(Structured figure records)
▼

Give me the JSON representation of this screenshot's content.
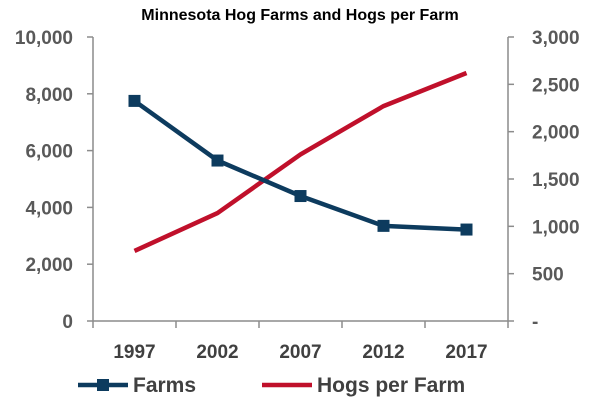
{
  "chart_data": {
    "type": "line",
    "title": "Minnesota Hog Farms and Hogs per Farm",
    "categories": [
      "1997",
      "2002",
      "2007",
      "2012",
      "2017"
    ],
    "y_left": {
      "min": 0,
      "max": 10000,
      "ticks": [
        0,
        2000,
        4000,
        6000,
        8000,
        10000
      ],
      "tick_labels": [
        "0",
        "2,000",
        "4,000",
        "6,000",
        "8,000",
        "10,000"
      ]
    },
    "y_right": {
      "min": 0,
      "max": 3000,
      "ticks": [
        0,
        500,
        1000,
        1500,
        2000,
        2500,
        3000
      ],
      "tick_labels": [
        "-",
        "500",
        "1,000",
        "1,500",
        "2,000",
        "2,500",
        "3,000"
      ]
    },
    "series": [
      {
        "name": "Farms",
        "axis": "left",
        "color": "#0d3b5e",
        "marker": "square",
        "values": [
          7750,
          5650,
          4400,
          3350,
          3220
        ]
      },
      {
        "name": "Hogs per Farm",
        "axis": "right",
        "color": "#c0102b",
        "marker": "none",
        "values": [
          740,
          1140,
          1760,
          2270,
          2620
        ]
      }
    ],
    "legend_position": "bottom",
    "grid": false
  }
}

▲

__What you will do__: Look over the listing above. Pick out and copy every line that includes "Hogs".

__Result of this task__:
    "title": "Minnesota Hog Farms and Hogs per Farm",
        "name": "Hogs per Farm",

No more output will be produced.